REQUIREMENTS
Find the word "brentcrude" in the records below. List each line containing it.

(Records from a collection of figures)
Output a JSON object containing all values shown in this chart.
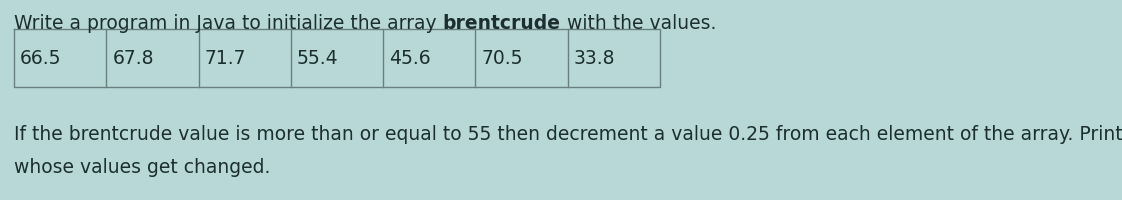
{
  "background_color": "#b8d8d8",
  "title_normal1": "Write a program in Java to initialize the array ",
  "title_bold": "brentcrude",
  "title_normal2": " with the values.",
  "table_values": [
    "66.5",
    "67.8",
    "71.7",
    "55.4",
    "45.6",
    "70.5",
    "33.8"
  ],
  "body_text_line1": "If the brentcrude value is more than or equal to 55 then decrement a value 0.25 from each element of the array. Print the elements",
  "body_text_line2": "whose values get changed.",
  "text_color": "#1c2e2e",
  "table_border_color": "#6a7f7f",
  "font_size": 13.5,
  "fig_width": 11.22,
  "fig_height": 2.01,
  "dpi": 100
}
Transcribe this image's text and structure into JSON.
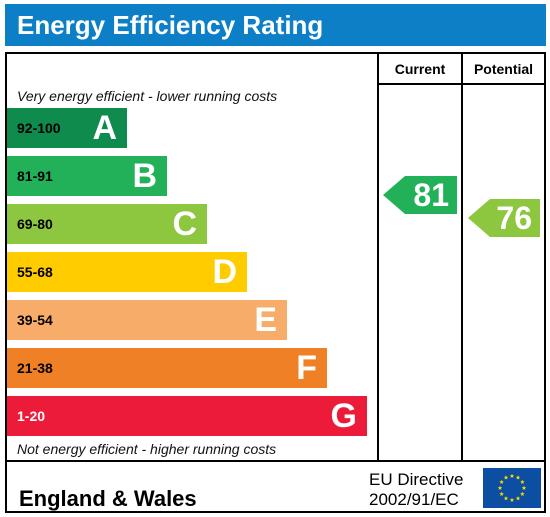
{
  "title": "Energy Efficiency Rating",
  "columns": {
    "current": "Current",
    "potential": "Potential"
  },
  "top_caption": "Very energy efficient - lower running costs",
  "bottom_caption": "Not energy efficient - higher running costs",
  "footer": {
    "region": "England & Wales",
    "directive_line1": "EU Directive",
    "directive_line2": "2002/91/EC"
  },
  "colors": {
    "title_bar": "#0c7fc6",
    "flag": "#0b4ea2",
    "flag_stars": "#ffdd00"
  },
  "chart_data": {
    "type": "bar",
    "categories": [
      "A",
      "B",
      "C",
      "D",
      "E",
      "F",
      "G"
    ],
    "bands": [
      {
        "letter": "A",
        "range": "92-100",
        "color": "#0f8b4e",
        "range_color": "#000000"
      },
      {
        "letter": "B",
        "range": "81-91",
        "color": "#22b159",
        "range_color": "#000000"
      },
      {
        "letter": "C",
        "range": "69-80",
        "color": "#8dc63f",
        "range_color": "#000000"
      },
      {
        "letter": "D",
        "range": "55-68",
        "color": "#ffcc00",
        "range_color": "#000000"
      },
      {
        "letter": "E",
        "range": "39-54",
        "color": "#f7ac6a",
        "range_color": "#000000"
      },
      {
        "letter": "F",
        "range": "21-38",
        "color": "#ef8025",
        "range_color": "#000000"
      },
      {
        "letter": "G",
        "range": "1-20",
        "color": "#ed1b3a",
        "range_color": "#ffffff"
      }
    ],
    "ratings": [
      {
        "label": "Current",
        "value": 81,
        "band": "B",
        "color": "#22b159"
      },
      {
        "label": "Potential",
        "value": 76,
        "band": "C",
        "color": "#8dc63f"
      }
    ]
  }
}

PROBLEM SOLUTION
  "title_bold": "brentcrude",
  "body_text_line1": "If the brentcrude value is more than or equal to 55 then decrement a value 0.25 from each element of the array. Print the elements",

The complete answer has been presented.